● **Task to carry out**
Every entry must be duplicated precisely as written.

● **Recorded data**
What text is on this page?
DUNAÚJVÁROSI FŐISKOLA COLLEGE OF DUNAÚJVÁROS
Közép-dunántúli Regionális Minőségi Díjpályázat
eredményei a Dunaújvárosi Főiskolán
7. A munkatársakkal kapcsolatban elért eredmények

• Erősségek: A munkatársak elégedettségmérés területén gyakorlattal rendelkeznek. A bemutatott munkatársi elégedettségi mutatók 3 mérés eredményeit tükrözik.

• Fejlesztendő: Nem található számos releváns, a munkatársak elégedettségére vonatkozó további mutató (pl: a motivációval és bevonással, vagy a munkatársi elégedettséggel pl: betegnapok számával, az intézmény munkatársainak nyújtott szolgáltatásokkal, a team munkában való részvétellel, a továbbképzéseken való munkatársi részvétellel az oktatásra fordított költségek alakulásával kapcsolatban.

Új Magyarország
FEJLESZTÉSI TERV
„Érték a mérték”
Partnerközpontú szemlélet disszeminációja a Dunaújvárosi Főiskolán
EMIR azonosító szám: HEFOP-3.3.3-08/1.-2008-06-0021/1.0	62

● **Output of the exercise**
What text is on this page?
DUNAÚJVÁROSI FŐISKOLA COLLEGE OF DUNAÚJVÁROS
Közép-dunántúli Regionális Minőségi Díjpályázat
eredményei a Dunaújvárosi Főiskolán
7. A munkatársakkal kapcsolatban elért eredmények

• Erősségek: A munkatársak elégedettségmérés területén gyakorlattal rendelkeznek. A bemutatott munkatársi elégedettségi mutatók 3 mérés eredményeit tükrözik.

• Fejlesztendő: Nem található számos releváns, a munkatársak elégedettségére vonatkozó további mutató (pl: a motivációval és bevonással, vagy a munkatársi elégedettséggel pl: betegnapok számával, az intézmény munkatársainak nyújtott szolgáltatásokkal, a team munkában való részvétellel, a továbbképzéseken való munkatársi részvétellel az oktatásra fordított költségek alakulásával kapcsolatban.

Új Magyarország
FEJLESZTÉSI TERV
„Érték a mérték”
Partnerközpontú szemlélet disszeminációja a Dunaújvárosi Főiskolán
EMIR azonosító szám: HEFOP-3.3.3-08/1.-2008-06-0021/1.0	62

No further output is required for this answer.